* **Data shown**
☆ ☆ ☆ ☆

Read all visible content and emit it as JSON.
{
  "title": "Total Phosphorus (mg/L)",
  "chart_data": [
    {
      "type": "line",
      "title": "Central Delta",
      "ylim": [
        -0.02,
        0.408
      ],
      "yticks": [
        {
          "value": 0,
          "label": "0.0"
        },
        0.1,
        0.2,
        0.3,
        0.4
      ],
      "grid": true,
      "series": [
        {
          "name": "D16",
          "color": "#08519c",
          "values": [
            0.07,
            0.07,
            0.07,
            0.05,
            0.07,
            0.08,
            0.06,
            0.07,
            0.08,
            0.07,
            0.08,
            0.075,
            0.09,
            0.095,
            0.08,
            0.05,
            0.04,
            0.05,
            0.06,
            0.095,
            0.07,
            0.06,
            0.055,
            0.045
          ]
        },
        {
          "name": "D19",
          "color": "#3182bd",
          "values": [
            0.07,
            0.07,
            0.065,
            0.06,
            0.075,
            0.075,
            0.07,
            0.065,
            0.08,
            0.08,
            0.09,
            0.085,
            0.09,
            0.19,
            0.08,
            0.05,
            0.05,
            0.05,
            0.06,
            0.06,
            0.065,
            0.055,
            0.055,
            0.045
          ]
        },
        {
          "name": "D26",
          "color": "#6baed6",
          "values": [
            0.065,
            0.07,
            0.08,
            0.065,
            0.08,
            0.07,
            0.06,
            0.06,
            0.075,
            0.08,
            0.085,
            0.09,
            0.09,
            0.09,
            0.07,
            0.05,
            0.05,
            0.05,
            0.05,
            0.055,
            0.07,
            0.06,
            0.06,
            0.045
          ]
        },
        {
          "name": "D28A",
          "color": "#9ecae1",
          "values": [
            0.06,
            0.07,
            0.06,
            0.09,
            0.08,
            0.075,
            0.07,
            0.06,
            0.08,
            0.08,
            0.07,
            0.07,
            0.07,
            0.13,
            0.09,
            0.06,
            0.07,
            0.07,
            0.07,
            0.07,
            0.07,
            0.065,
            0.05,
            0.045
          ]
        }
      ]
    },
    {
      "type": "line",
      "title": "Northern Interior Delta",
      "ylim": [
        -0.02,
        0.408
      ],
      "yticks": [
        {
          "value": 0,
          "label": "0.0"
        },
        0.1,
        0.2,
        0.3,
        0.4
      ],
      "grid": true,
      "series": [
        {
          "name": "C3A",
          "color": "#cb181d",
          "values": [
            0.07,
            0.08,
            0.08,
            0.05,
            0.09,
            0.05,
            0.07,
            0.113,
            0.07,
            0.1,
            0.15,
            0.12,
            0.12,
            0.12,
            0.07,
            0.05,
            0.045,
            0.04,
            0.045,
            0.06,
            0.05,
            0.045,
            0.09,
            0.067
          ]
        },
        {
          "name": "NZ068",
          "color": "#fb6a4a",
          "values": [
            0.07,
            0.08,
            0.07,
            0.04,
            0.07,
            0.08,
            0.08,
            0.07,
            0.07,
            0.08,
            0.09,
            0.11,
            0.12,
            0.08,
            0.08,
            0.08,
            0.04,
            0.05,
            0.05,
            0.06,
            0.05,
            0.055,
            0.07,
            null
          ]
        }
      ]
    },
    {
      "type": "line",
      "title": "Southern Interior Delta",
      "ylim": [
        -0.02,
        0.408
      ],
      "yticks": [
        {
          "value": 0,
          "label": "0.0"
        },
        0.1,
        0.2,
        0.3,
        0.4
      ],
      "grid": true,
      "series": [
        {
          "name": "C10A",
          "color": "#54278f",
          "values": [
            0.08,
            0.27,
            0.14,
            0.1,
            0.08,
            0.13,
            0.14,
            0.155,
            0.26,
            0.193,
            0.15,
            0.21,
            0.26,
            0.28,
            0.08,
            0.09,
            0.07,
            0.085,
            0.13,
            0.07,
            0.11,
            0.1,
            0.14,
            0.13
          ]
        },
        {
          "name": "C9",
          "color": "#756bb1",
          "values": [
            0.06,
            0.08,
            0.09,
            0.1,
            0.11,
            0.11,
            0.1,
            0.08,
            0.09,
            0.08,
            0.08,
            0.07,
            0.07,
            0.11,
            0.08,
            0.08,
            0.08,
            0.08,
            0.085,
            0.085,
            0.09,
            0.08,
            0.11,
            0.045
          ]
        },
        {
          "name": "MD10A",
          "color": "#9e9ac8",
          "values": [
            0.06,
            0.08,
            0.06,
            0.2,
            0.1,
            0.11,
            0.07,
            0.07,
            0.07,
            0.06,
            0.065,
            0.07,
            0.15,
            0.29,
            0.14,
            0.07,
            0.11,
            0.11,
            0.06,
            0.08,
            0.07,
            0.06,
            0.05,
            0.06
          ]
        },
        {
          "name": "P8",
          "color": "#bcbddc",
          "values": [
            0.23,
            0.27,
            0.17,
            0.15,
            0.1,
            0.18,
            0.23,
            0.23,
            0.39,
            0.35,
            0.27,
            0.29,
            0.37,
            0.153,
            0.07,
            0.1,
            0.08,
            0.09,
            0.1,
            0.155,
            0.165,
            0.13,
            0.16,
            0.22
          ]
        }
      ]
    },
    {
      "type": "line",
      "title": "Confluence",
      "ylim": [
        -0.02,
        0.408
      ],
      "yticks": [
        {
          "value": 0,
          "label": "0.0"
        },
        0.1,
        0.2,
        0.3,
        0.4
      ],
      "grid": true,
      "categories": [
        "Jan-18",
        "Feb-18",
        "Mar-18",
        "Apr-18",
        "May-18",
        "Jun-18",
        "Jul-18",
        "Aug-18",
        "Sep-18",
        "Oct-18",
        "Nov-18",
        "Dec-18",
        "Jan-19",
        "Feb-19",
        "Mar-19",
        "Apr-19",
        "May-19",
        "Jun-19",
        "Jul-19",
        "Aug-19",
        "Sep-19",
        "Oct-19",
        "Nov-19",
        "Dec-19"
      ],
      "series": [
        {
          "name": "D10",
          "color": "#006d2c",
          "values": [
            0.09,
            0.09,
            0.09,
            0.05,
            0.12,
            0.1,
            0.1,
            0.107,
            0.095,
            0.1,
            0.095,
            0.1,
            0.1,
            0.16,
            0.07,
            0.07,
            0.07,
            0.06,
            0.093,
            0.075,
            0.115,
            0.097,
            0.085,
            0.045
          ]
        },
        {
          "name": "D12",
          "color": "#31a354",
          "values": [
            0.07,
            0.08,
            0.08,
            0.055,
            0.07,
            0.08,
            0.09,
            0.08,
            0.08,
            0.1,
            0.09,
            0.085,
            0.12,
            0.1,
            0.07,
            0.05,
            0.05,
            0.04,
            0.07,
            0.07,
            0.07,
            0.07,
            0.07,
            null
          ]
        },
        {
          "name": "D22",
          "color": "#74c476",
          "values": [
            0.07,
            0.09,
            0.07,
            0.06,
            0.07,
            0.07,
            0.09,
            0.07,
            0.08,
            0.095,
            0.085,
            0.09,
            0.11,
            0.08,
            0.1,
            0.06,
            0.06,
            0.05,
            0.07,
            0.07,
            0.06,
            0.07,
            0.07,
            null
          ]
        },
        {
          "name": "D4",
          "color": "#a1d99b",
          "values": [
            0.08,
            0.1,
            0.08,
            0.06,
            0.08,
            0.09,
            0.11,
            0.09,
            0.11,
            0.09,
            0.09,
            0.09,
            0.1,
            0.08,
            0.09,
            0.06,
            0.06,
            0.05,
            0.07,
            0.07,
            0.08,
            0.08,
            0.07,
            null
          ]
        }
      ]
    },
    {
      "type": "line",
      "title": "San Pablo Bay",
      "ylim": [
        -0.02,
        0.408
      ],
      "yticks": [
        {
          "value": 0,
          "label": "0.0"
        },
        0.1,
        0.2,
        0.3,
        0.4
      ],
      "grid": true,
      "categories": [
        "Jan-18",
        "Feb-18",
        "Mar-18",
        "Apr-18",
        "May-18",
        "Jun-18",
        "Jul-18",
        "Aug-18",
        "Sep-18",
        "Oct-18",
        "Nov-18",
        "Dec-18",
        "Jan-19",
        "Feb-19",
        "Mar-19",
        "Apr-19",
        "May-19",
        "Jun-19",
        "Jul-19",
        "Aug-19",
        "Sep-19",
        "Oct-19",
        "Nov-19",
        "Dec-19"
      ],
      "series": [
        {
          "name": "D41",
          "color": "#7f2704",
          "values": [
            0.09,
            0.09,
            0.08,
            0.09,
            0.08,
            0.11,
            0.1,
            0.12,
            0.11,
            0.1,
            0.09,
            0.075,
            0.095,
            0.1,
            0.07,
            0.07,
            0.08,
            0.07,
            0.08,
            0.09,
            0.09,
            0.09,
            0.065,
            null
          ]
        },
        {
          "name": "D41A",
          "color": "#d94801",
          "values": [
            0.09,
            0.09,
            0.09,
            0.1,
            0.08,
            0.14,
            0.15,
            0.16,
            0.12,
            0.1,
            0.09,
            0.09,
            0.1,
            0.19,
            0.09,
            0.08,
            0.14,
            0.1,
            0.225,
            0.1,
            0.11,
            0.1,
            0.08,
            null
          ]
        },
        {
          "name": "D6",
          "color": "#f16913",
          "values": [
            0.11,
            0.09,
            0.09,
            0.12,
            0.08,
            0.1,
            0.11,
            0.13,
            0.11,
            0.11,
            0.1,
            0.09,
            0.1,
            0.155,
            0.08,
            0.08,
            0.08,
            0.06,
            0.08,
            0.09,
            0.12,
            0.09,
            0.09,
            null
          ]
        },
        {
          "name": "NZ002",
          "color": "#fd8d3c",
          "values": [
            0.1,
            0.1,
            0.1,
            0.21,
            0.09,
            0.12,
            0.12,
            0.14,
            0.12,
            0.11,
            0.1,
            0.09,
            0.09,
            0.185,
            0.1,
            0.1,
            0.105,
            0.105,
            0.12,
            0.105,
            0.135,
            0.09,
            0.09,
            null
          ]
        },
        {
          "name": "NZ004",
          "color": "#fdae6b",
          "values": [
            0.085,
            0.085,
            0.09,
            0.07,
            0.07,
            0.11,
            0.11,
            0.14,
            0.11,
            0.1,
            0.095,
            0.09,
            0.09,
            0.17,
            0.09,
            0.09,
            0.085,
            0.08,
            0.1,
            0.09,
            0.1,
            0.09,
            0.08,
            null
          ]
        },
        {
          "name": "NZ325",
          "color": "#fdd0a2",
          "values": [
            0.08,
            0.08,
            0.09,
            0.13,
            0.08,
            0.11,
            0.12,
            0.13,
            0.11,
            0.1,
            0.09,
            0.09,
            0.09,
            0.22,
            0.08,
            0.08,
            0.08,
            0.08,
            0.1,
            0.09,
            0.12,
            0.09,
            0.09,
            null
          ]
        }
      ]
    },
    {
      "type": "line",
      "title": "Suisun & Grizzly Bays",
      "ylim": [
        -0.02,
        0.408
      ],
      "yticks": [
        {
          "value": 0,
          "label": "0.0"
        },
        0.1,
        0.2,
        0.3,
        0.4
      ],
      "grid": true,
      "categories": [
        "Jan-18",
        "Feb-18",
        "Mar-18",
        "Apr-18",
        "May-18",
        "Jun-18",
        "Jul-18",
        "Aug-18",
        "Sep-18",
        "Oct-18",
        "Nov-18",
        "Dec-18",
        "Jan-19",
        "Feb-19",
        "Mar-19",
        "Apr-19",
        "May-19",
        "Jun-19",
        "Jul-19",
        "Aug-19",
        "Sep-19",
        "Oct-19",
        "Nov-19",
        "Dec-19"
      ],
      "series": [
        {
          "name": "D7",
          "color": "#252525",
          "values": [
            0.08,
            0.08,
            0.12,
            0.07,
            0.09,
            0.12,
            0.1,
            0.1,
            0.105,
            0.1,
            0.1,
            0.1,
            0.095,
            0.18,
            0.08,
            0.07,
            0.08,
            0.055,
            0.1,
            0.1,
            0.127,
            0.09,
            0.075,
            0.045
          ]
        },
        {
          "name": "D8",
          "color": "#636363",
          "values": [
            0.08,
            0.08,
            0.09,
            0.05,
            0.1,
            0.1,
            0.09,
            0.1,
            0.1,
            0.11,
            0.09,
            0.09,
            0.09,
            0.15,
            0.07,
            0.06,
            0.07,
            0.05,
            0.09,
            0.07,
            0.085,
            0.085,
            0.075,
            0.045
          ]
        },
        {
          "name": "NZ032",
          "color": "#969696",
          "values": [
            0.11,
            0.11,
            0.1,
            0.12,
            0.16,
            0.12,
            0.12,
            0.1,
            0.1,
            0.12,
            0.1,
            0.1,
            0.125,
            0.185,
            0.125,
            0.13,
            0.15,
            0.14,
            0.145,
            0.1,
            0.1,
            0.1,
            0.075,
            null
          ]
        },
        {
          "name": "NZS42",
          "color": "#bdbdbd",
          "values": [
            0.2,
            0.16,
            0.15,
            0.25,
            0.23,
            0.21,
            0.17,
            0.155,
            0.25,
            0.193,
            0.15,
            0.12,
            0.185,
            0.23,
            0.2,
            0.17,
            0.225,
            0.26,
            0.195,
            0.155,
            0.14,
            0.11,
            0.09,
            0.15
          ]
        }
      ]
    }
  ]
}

☆ ☆ ☆ ☆

* **What this task involves**
Report how many lines above hold the string "title", giving nothing but the number.

* **Complete response**
7